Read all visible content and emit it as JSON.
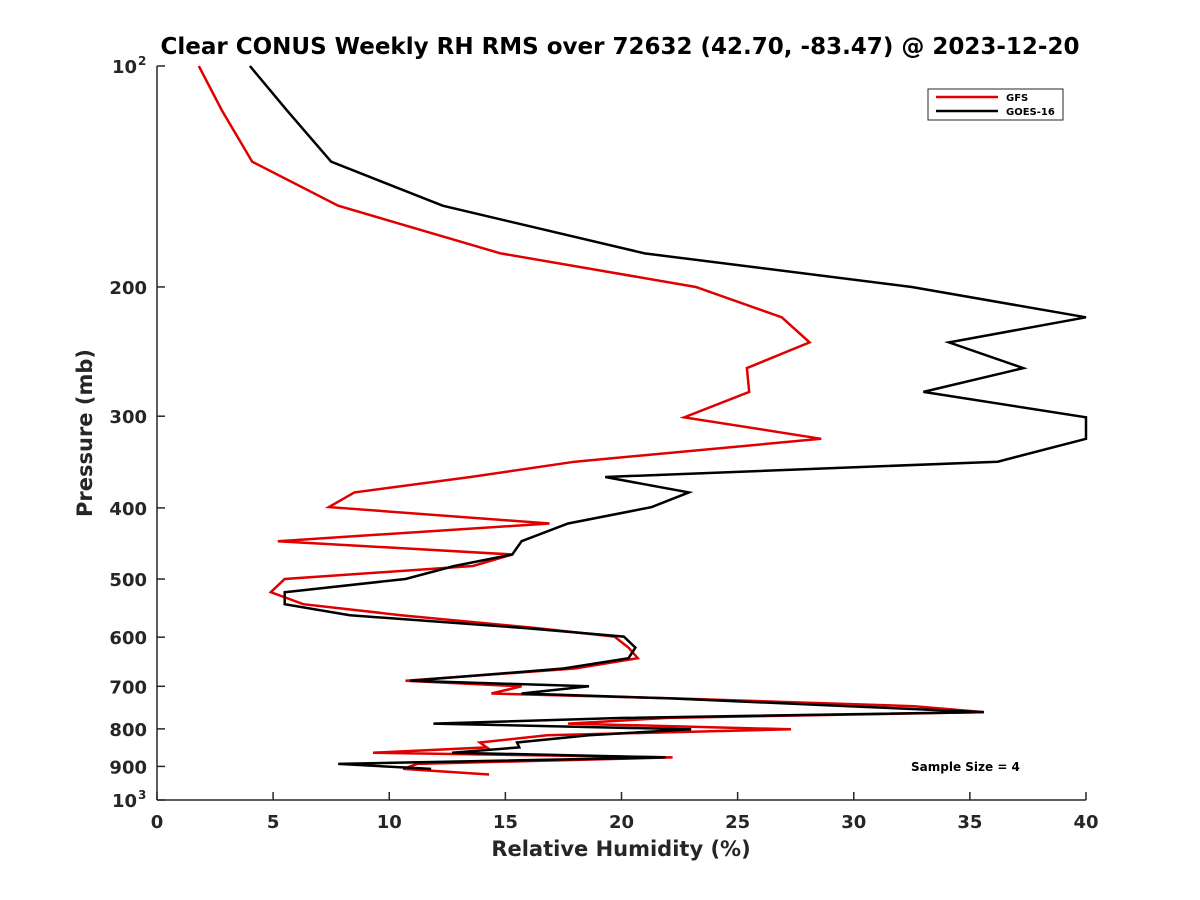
{
  "chart_data": {
    "type": "line",
    "title": "Clear CONUS Weekly RH RMS over 72632 (42.70, -83.47) @ 2023-12-20",
    "xlabel": "Relative Humidity (%)",
    "ylabel": "Pressure (mb)",
    "xlim": [
      0,
      40
    ],
    "ylim": [
      100,
      1000
    ],
    "y_scale": "log",
    "y_reversed": true,
    "x_ticks": [
      "0",
      "5",
      "10",
      "15",
      "20",
      "25",
      "30",
      "35",
      "40"
    ],
    "y_ticks": [
      {
        "value": 100,
        "label": "10",
        "exp": "2"
      },
      {
        "value": 200,
        "label": "200"
      },
      {
        "value": 300,
        "label": "300"
      },
      {
        "value": 400,
        "label": "400"
      },
      {
        "value": 500,
        "label": "500"
      },
      {
        "value": 600,
        "label": "600"
      },
      {
        "value": 700,
        "label": "700"
      },
      {
        "value": 800,
        "label": "800"
      },
      {
        "value": 900,
        "label": "900"
      },
      {
        "value": 1000,
        "label": "10",
        "exp": "3"
      }
    ],
    "grid": false,
    "legend_position": "top-right",
    "annotation": "Sample Size = 4",
    "series": [
      {
        "name": "GFS",
        "color": "#e00000",
        "points": [
          [
            1.8,
            100
          ],
          [
            2.8,
            115
          ],
          [
            4.1,
            135
          ],
          [
            7.8,
            155
          ],
          [
            14.8,
            180
          ],
          [
            23.2,
            200
          ],
          [
            26.9,
            220
          ],
          [
            28.1,
            238
          ],
          [
            25.4,
            258
          ],
          [
            25.5,
            278
          ],
          [
            22.7,
            301
          ],
          [
            28.6,
            322
          ],
          [
            18.0,
            346
          ],
          [
            13.5,
            363
          ],
          [
            8.5,
            381
          ],
          [
            7.4,
            399
          ],
          [
            16.9,
            420
          ],
          [
            5.2,
            444
          ],
          [
            15.3,
            463
          ],
          [
            13.6,
            480
          ],
          [
            5.5,
            500
          ],
          [
            4.9,
            521
          ],
          [
            6.3,
            541
          ],
          [
            10.5,
            560
          ],
          [
            16.3,
            583
          ],
          [
            19.7,
            599
          ],
          [
            20.3,
            620
          ],
          [
            20.7,
            641
          ],
          [
            18.0,
            662
          ],
          [
            10.7,
            688
          ],
          [
            15.7,
            700
          ],
          [
            14.4,
            716
          ],
          [
            22.3,
            727
          ],
          [
            32.6,
            745
          ],
          [
            35.6,
            759
          ],
          [
            22.0,
            773
          ],
          [
            17.7,
            787
          ],
          [
            27.3,
            801
          ],
          [
            16.8,
            816
          ],
          [
            13.9,
            835
          ],
          [
            14.2,
            848
          ],
          [
            9.3,
            862
          ],
          [
            22.2,
            875
          ],
          [
            11.2,
            893
          ],
          [
            10.6,
            907
          ],
          [
            14.3,
            923
          ]
        ]
      },
      {
        "name": "GOES-16",
        "color": "#000000",
        "points": [
          [
            4.0,
            100
          ],
          [
            5.6,
            115
          ],
          [
            7.5,
            135
          ],
          [
            12.3,
            155
          ],
          [
            21.0,
            180
          ],
          [
            32.5,
            200
          ],
          [
            40.0,
            220
          ],
          [
            34.1,
            238
          ],
          [
            37.3,
            258
          ],
          [
            33.0,
            278
          ],
          [
            40.0,
            301
          ],
          [
            40.0,
            322
          ],
          [
            36.2,
            346
          ],
          [
            19.3,
            363
          ],
          [
            22.9,
            381
          ],
          [
            21.3,
            399
          ],
          [
            17.7,
            420
          ],
          [
            15.7,
            444
          ],
          [
            15.3,
            463
          ],
          [
            12.8,
            480
          ],
          [
            10.7,
            500
          ],
          [
            5.5,
            521
          ],
          [
            5.5,
            541
          ],
          [
            8.3,
            560
          ],
          [
            15.8,
            583
          ],
          [
            20.1,
            599
          ],
          [
            20.6,
            620
          ],
          [
            20.3,
            641
          ],
          [
            17.5,
            662
          ],
          [
            10.9,
            688
          ],
          [
            18.6,
            700
          ],
          [
            15.7,
            716
          ],
          [
            22.1,
            727
          ],
          [
            29.8,
            745
          ],
          [
            35.6,
            759
          ],
          [
            20.1,
            773
          ],
          [
            11.9,
            787
          ],
          [
            23.0,
            801
          ],
          [
            18.6,
            816
          ],
          [
            15.5,
            835
          ],
          [
            15.6,
            848
          ],
          [
            12.7,
            862
          ],
          [
            21.9,
            875
          ],
          [
            7.8,
            893
          ],
          [
            11.8,
            907
          ]
        ]
      }
    ]
  }
}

Exercise brief
Copy out every line from the records that has the word "value".

Solution below
        "value": 100,
        "value": 200,
        "value": 300,
        "value": 400,
        "value": 500,
        "value": 600,
        "value": 700,
        "value": 800,
        "value": 900,
        "value": 1000,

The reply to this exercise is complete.